Your task:
Give back exactly the lines from the one holding "Type out the text in this image." to the bottom of the material, both included, and nothing more. No pictures.

— START OF Dataset extract —

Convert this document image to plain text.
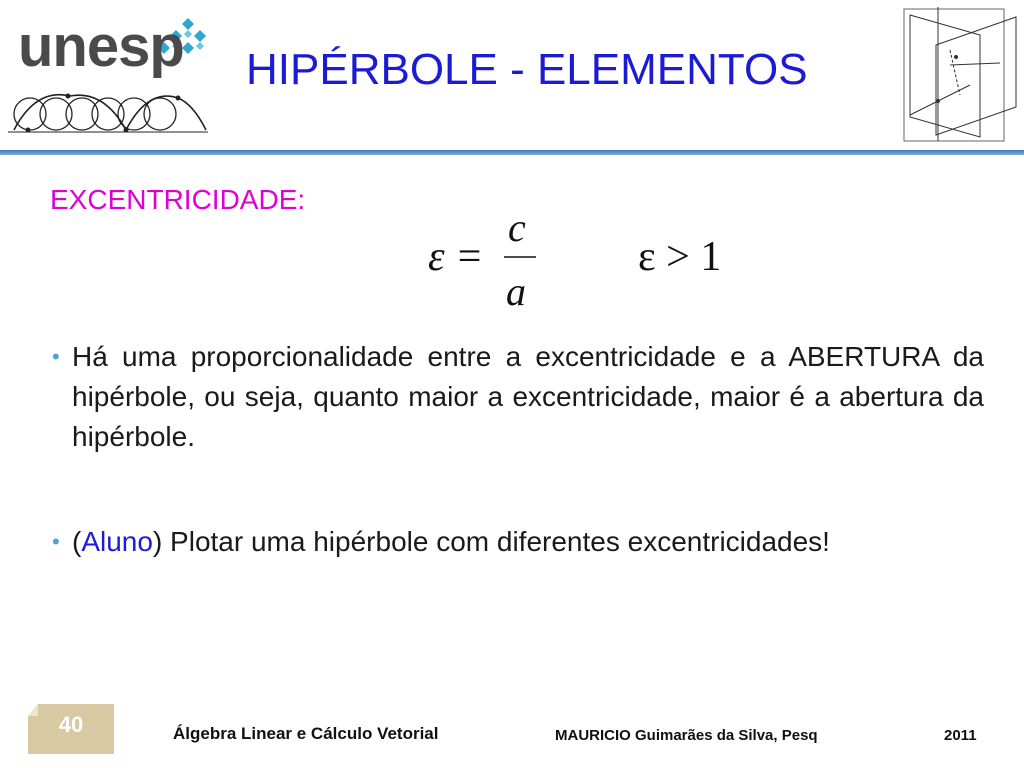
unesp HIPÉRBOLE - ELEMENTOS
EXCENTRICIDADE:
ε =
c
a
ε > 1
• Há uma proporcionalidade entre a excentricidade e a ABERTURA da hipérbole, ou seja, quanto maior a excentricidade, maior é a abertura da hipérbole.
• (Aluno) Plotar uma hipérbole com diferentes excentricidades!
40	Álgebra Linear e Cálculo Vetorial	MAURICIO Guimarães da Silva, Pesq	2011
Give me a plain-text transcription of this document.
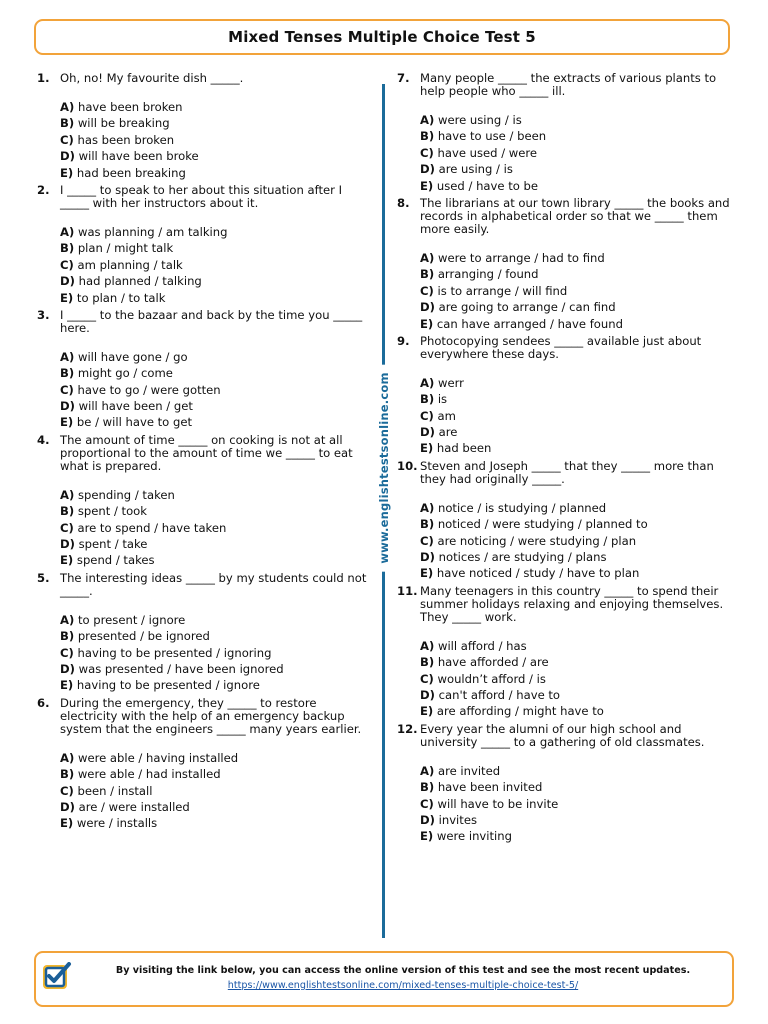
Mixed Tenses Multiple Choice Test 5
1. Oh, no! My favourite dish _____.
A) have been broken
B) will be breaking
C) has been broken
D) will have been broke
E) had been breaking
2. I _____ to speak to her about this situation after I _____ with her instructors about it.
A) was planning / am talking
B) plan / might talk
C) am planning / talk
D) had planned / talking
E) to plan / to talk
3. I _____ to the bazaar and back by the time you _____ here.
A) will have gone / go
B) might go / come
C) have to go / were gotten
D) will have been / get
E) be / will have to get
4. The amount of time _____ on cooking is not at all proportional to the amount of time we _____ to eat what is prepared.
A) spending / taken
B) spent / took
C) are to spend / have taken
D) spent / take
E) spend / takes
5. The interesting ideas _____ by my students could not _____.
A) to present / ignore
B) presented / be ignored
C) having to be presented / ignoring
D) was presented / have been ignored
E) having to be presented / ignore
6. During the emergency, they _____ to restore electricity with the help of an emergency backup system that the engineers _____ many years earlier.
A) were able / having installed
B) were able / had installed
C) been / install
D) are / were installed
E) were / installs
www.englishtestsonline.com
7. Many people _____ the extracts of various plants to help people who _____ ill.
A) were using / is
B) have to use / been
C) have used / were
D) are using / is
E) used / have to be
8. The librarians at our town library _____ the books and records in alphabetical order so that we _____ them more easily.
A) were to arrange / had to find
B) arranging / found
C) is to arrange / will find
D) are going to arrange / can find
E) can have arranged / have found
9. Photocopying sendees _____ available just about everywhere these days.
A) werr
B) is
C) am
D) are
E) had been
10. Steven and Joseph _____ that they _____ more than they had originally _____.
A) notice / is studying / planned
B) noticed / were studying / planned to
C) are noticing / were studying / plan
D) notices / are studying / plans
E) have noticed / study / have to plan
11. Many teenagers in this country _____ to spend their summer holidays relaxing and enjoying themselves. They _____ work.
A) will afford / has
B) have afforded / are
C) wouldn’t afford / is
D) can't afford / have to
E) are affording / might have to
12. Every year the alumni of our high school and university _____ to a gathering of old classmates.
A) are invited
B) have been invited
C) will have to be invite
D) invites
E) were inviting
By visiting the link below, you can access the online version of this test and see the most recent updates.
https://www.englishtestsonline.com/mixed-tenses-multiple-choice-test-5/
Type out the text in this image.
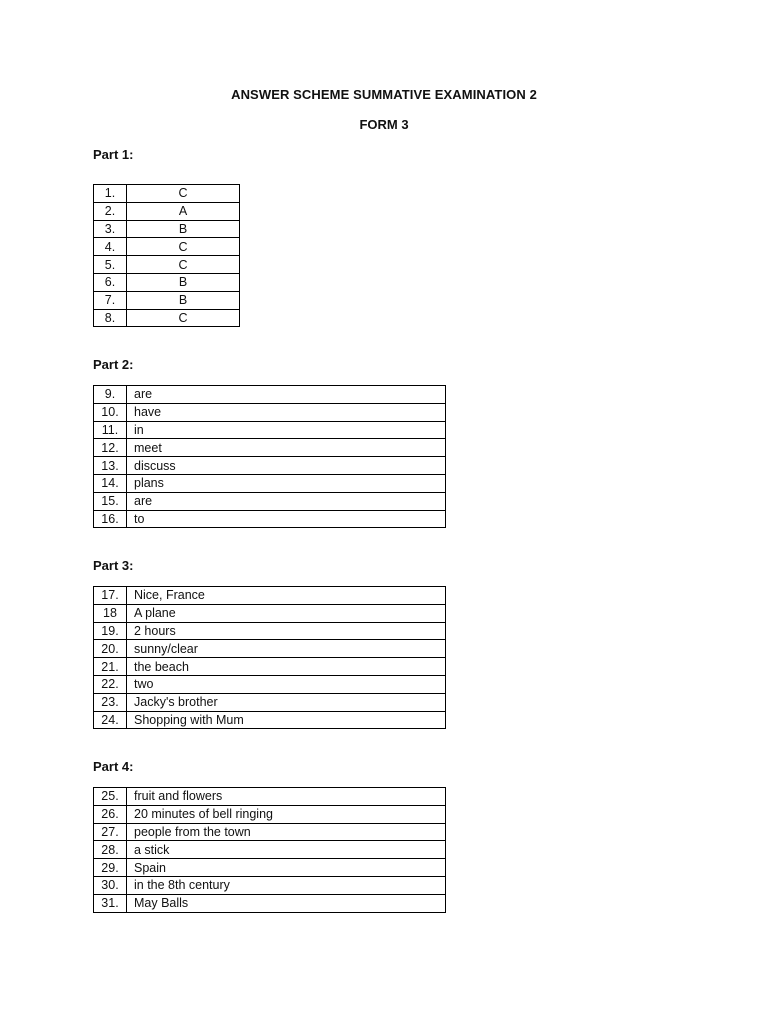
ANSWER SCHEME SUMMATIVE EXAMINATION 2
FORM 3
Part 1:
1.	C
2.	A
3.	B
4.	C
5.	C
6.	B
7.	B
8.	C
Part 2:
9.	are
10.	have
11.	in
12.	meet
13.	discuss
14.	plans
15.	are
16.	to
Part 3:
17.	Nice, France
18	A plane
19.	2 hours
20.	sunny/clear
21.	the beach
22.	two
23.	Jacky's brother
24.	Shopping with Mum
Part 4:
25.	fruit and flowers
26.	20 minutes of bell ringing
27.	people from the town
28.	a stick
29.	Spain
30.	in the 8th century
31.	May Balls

— END OF Dataset extract —

In response:
Type out the text in this image.
ANSWER SCHEME SUMMATIVE EXAMINATION 2
FORM 3
Part 1:
1.	C
2.	A
3.	B
4.	C
5.	C
6.	B
7.	B
8.	C
Part 2:
9.	are
10.	have
11.	in
12.	meet
13.	discuss
14.	plans
15.	are
16.	to
Part 3:
17.	Nice, France
18	A plane
19.	2 hours
20.	sunny/clear
21.	the beach
22.	two
23.	Jacky's brother
24.	Shopping with Mum
Part 4:
25.	fruit and flowers
26.	20 minutes of bell ringing
27.	people from the town
28.	a stick
29.	Spain
30.	in the 8th century
31.	May Balls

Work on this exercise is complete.